## Exercise
Take each line containing the word "true" and copy it.
+++ The records +++
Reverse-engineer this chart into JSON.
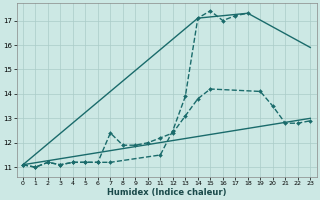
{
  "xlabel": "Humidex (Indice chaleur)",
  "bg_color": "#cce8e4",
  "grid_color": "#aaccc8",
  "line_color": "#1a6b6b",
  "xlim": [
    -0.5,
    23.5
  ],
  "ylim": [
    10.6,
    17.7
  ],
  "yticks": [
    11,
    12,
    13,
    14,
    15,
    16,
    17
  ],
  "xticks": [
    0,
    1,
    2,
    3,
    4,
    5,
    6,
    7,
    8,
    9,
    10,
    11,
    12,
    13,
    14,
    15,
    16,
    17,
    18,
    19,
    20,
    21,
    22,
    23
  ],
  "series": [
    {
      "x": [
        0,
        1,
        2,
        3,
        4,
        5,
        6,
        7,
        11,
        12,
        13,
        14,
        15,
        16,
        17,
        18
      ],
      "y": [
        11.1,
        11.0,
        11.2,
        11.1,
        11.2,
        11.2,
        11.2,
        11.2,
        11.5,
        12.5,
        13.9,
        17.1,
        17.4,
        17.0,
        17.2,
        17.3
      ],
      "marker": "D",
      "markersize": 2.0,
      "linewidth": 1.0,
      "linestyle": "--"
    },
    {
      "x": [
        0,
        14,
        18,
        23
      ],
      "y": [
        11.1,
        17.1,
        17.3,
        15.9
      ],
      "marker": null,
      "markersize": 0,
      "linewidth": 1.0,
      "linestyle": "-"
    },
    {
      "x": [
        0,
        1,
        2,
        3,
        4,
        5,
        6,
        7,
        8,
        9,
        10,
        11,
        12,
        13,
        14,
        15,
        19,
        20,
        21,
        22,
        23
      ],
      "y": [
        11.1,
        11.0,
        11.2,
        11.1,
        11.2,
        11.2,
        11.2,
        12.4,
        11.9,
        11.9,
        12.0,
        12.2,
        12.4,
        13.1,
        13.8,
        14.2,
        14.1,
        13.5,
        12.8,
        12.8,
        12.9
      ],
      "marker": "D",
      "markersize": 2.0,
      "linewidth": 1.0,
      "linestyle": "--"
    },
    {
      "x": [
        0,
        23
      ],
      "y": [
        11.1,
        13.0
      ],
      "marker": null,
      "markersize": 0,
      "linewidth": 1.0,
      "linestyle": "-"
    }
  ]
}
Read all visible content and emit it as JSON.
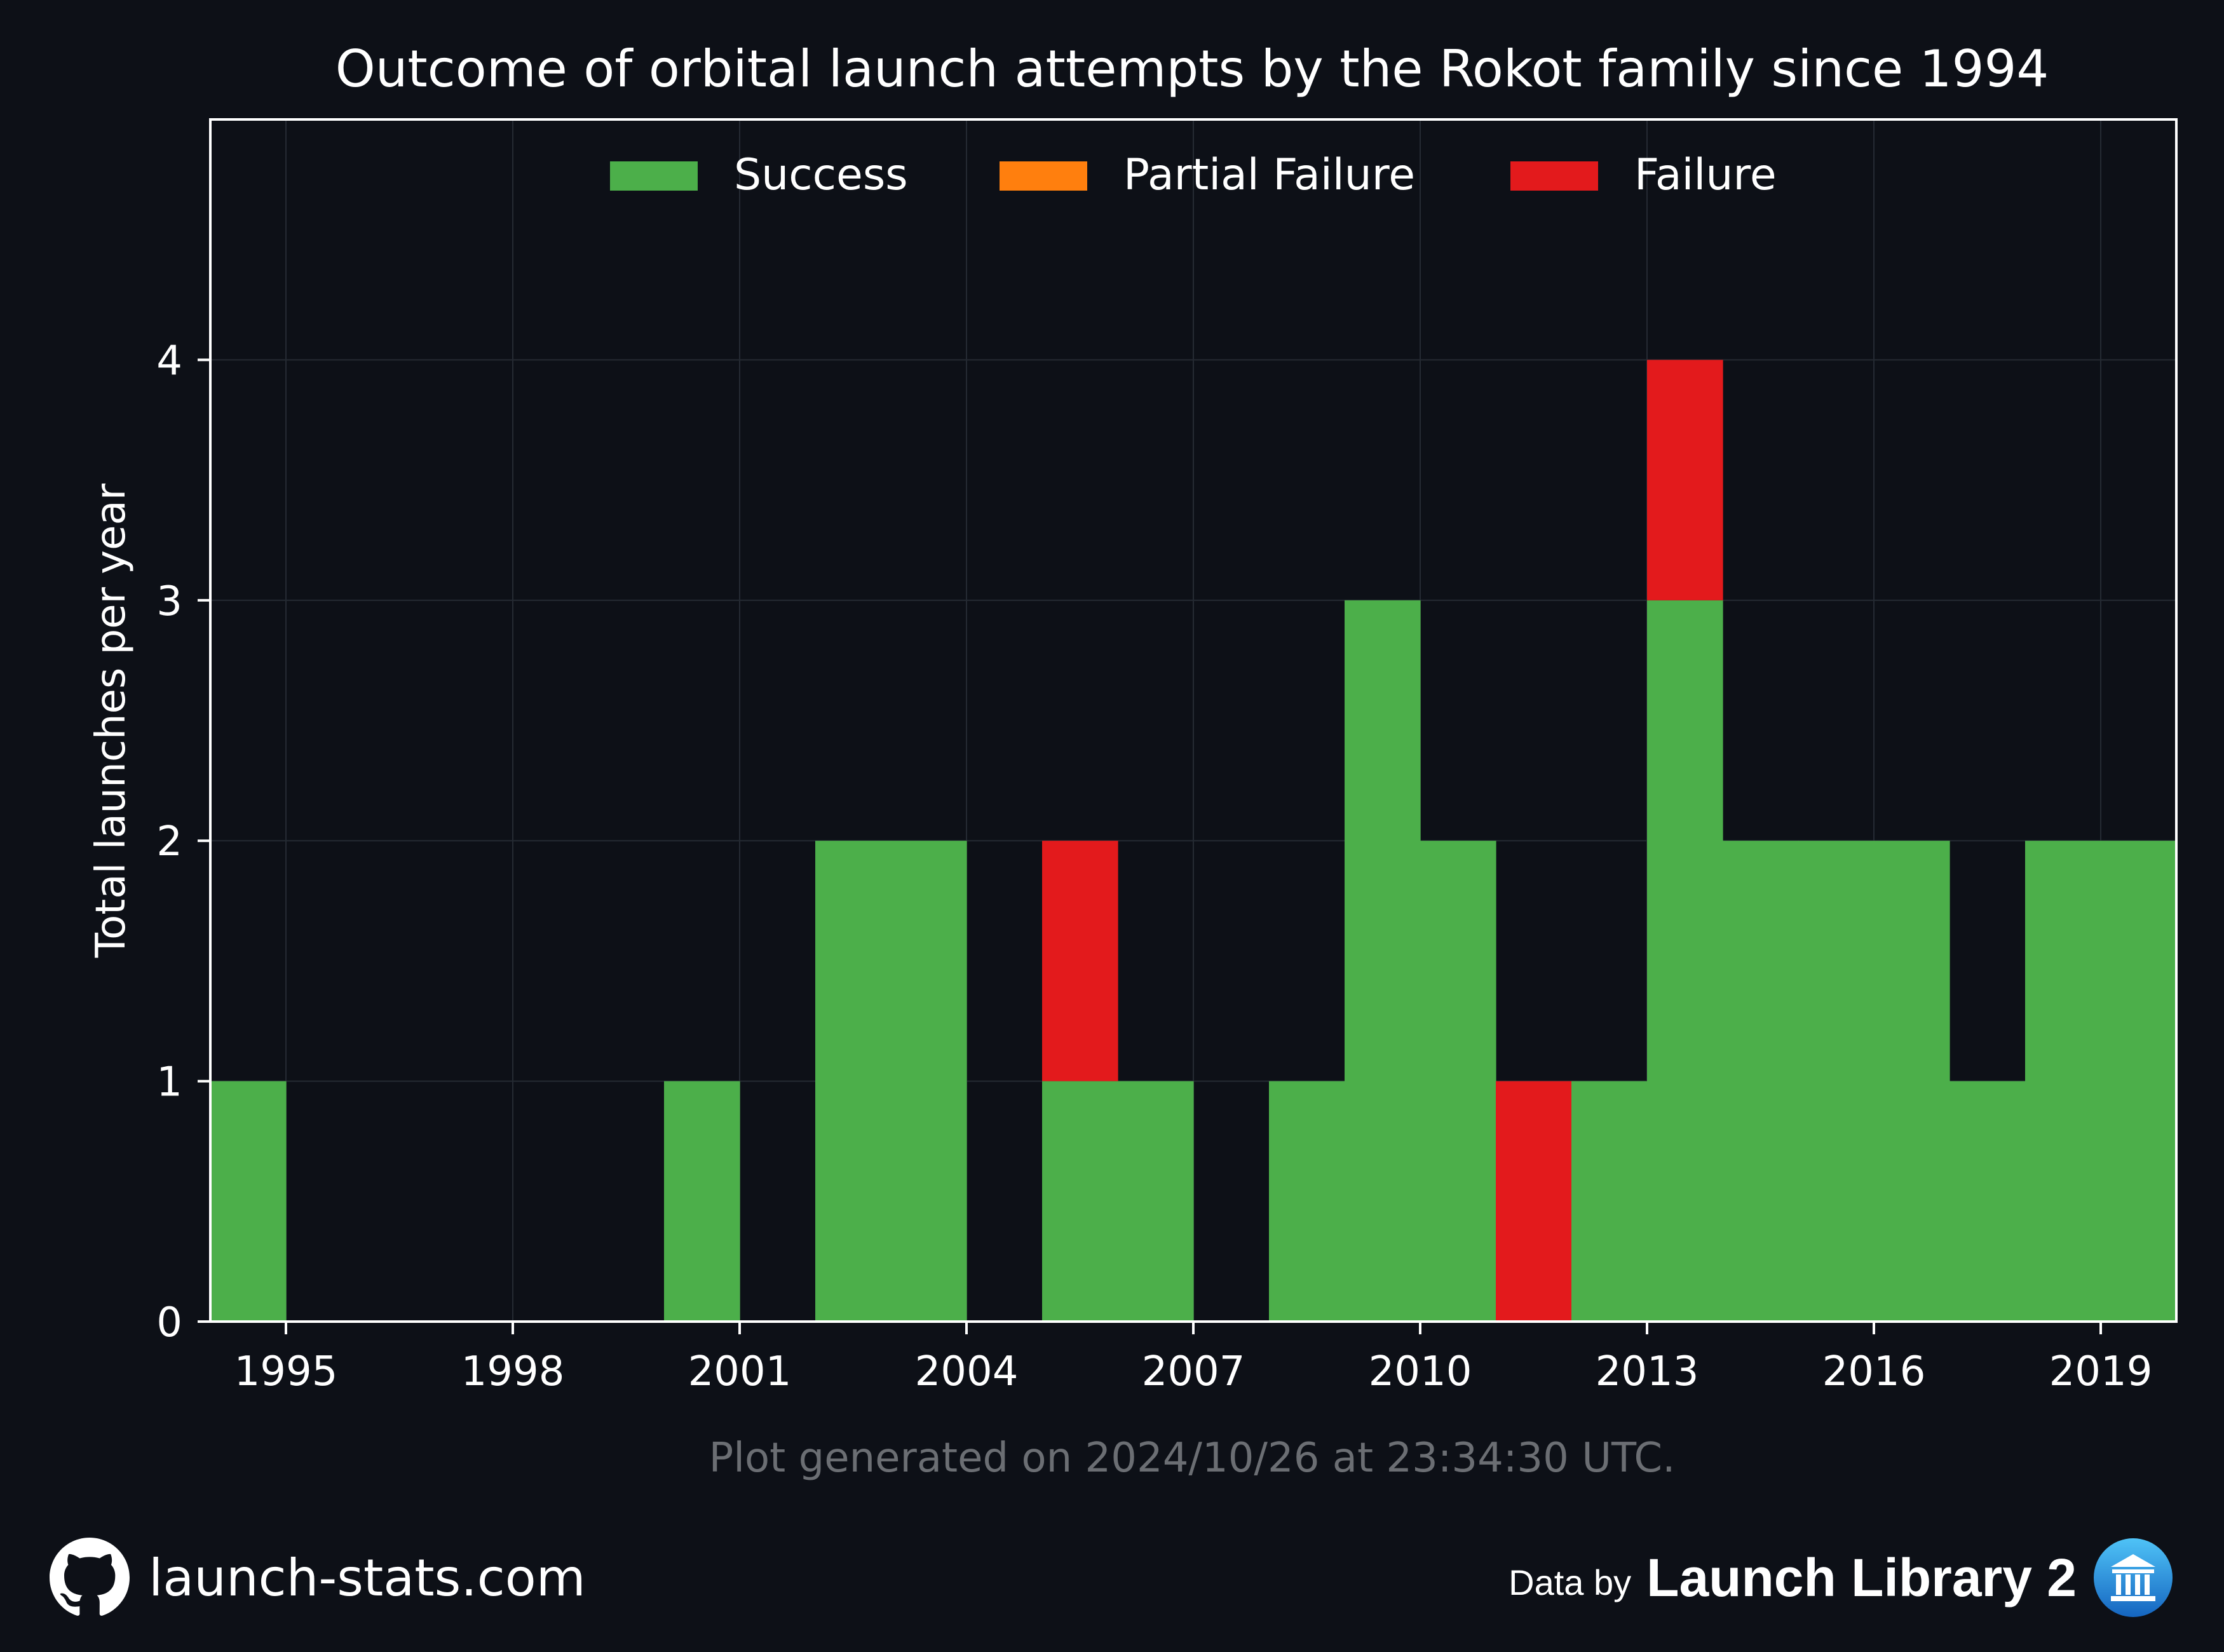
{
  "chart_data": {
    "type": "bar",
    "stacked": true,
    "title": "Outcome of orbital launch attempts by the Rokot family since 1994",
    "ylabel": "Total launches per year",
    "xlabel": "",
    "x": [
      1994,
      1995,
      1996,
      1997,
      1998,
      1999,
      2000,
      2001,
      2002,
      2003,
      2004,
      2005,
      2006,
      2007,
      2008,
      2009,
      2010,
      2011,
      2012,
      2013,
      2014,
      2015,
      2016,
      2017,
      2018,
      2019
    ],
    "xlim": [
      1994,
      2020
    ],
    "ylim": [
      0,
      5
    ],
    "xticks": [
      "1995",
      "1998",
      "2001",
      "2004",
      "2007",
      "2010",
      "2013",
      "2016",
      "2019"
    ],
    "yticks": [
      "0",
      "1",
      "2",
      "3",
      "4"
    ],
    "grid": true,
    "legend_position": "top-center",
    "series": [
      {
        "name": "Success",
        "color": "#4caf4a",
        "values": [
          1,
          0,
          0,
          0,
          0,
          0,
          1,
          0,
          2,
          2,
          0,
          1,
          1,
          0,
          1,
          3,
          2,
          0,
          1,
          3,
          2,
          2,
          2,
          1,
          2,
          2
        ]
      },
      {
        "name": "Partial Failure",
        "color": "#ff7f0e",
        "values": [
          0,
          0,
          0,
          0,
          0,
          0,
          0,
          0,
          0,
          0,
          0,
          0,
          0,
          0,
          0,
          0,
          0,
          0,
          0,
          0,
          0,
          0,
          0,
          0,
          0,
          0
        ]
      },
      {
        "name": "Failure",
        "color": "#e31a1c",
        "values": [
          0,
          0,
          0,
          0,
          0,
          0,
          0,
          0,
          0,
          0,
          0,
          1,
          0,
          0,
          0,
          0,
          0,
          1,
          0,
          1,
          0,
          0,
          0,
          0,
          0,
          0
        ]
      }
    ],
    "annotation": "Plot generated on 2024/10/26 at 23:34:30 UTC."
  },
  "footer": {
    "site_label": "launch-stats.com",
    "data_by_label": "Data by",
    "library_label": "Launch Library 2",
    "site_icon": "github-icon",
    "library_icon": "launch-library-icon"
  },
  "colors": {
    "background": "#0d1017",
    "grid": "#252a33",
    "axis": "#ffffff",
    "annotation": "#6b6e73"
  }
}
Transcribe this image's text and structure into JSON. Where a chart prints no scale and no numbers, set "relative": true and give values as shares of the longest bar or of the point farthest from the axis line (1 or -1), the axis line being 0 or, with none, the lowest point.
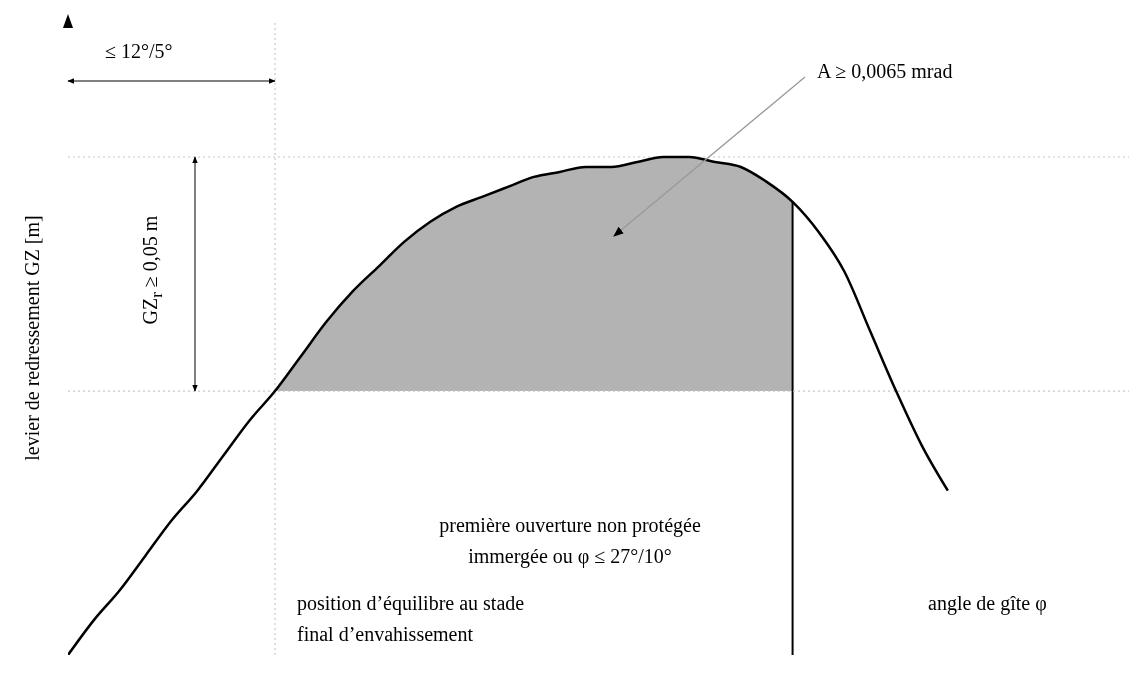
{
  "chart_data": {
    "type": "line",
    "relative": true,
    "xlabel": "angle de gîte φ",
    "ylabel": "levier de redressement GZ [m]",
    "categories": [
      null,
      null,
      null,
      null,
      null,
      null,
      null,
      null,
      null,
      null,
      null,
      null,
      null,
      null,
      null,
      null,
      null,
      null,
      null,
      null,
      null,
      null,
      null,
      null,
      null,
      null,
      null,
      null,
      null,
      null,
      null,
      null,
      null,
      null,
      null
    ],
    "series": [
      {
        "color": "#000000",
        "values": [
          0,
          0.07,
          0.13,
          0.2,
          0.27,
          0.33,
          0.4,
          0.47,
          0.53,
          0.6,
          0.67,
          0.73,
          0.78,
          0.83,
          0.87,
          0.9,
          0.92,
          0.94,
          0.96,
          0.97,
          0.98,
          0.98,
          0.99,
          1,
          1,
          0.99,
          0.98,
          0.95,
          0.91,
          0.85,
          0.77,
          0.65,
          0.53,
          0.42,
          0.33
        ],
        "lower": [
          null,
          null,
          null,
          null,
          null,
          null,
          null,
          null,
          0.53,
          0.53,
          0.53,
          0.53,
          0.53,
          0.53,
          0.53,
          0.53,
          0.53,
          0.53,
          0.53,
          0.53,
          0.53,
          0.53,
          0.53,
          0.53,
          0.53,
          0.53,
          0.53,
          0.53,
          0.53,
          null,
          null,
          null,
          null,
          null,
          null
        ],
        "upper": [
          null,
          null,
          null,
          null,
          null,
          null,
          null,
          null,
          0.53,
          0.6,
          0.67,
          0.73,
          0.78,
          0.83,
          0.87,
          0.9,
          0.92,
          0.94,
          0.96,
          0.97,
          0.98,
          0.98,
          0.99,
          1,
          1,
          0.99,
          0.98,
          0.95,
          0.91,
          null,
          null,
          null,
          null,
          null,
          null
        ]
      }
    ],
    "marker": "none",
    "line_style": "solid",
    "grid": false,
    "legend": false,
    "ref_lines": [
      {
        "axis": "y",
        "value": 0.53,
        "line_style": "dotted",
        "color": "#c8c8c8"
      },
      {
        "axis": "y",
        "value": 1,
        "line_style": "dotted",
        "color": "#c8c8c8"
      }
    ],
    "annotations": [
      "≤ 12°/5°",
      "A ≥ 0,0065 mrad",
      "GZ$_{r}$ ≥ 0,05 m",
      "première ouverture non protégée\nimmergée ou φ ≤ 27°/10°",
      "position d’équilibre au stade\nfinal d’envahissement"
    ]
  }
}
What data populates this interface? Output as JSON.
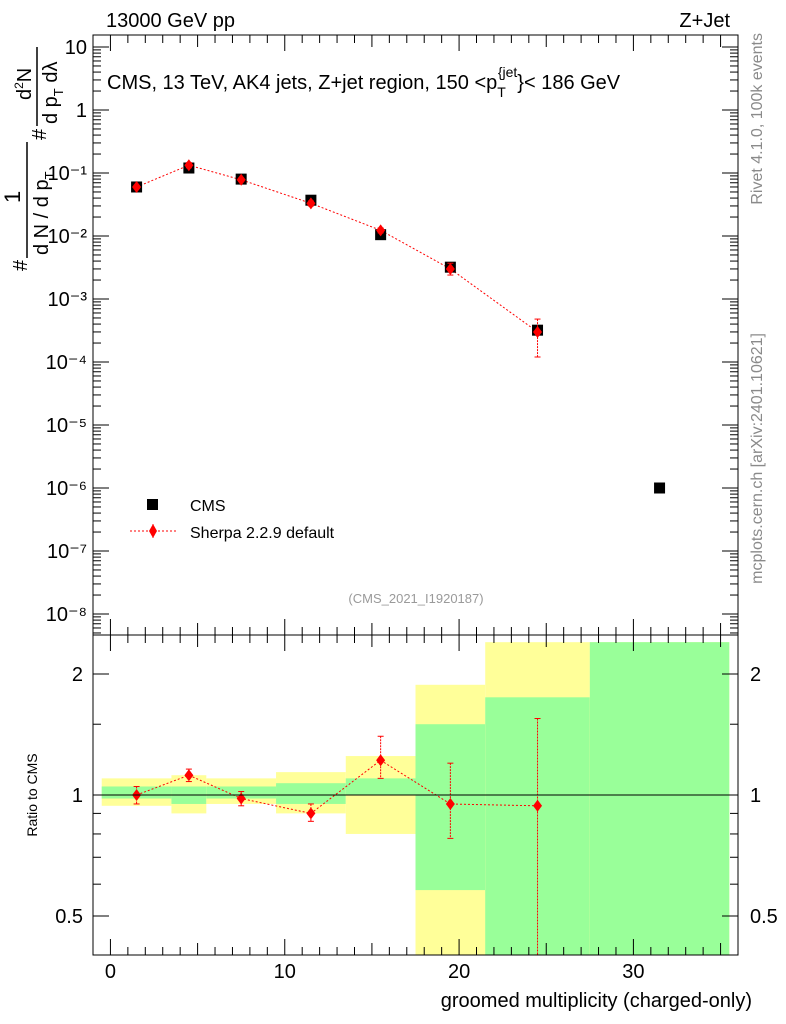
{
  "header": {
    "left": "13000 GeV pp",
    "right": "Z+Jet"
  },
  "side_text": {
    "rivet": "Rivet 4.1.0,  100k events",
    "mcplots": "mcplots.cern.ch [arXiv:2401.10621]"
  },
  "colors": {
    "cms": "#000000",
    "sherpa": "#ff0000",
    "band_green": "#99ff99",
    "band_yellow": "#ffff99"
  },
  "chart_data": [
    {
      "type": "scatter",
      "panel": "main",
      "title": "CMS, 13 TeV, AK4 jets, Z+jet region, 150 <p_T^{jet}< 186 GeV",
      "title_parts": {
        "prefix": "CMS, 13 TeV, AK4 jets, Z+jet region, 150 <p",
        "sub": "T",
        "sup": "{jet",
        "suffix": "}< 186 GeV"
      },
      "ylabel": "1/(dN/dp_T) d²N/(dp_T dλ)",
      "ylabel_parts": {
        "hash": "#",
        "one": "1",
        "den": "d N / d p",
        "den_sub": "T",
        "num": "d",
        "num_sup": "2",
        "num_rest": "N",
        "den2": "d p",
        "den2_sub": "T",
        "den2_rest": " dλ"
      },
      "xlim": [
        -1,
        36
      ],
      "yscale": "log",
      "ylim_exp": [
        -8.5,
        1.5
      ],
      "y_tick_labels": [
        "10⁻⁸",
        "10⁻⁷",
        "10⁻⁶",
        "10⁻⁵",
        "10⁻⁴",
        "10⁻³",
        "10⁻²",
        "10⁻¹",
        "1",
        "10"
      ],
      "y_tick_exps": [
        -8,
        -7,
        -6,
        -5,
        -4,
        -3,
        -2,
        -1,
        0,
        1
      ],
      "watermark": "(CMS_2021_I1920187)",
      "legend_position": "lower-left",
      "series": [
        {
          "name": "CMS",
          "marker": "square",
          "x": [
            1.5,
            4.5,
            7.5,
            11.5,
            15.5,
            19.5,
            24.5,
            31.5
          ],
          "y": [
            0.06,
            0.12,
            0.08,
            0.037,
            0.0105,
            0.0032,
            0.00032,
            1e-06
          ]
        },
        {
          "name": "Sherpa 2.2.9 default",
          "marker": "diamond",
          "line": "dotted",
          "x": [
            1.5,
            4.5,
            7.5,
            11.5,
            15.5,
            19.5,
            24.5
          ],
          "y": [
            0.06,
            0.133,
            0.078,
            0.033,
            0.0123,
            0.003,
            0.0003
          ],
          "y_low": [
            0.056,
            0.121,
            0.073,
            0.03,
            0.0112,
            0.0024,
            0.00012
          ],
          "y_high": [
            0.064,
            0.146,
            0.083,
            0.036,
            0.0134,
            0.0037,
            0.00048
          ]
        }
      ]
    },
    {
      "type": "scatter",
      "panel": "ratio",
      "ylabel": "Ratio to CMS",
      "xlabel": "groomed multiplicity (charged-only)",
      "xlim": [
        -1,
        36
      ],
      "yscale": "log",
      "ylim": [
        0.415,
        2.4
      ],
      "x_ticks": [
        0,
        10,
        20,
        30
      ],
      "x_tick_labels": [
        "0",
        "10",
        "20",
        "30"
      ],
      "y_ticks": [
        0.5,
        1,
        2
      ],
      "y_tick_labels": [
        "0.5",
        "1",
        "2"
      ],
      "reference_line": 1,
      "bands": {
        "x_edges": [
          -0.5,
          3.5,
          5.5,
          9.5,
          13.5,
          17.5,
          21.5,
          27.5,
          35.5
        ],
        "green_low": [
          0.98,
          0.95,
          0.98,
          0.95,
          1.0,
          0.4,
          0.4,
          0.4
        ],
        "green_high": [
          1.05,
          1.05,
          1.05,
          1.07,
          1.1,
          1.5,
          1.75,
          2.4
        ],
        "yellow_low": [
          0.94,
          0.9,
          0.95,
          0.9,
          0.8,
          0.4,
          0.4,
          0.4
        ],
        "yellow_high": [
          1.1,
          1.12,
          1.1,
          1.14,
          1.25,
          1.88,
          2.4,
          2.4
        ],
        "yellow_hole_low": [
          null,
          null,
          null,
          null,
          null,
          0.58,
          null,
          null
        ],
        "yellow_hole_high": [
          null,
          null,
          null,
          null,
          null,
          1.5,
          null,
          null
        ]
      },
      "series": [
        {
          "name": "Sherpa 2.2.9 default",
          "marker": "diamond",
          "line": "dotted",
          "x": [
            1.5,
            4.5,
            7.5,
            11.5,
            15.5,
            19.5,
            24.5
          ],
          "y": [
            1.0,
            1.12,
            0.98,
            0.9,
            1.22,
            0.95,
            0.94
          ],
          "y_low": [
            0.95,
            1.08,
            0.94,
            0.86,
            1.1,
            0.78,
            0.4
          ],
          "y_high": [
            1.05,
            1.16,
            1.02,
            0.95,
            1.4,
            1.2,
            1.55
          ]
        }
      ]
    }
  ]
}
+++
## Solution
    "stacked": true,
    "grid": true,
Transcribe this image's text and structure into JSON. Where a chart prints no scale and no numbers, set "relative": true and give values as shares of the longest bar or of the point farthest from the axis line (1 or -1), the axis line being 0 or, with none, the lowest point.
    "relative": true,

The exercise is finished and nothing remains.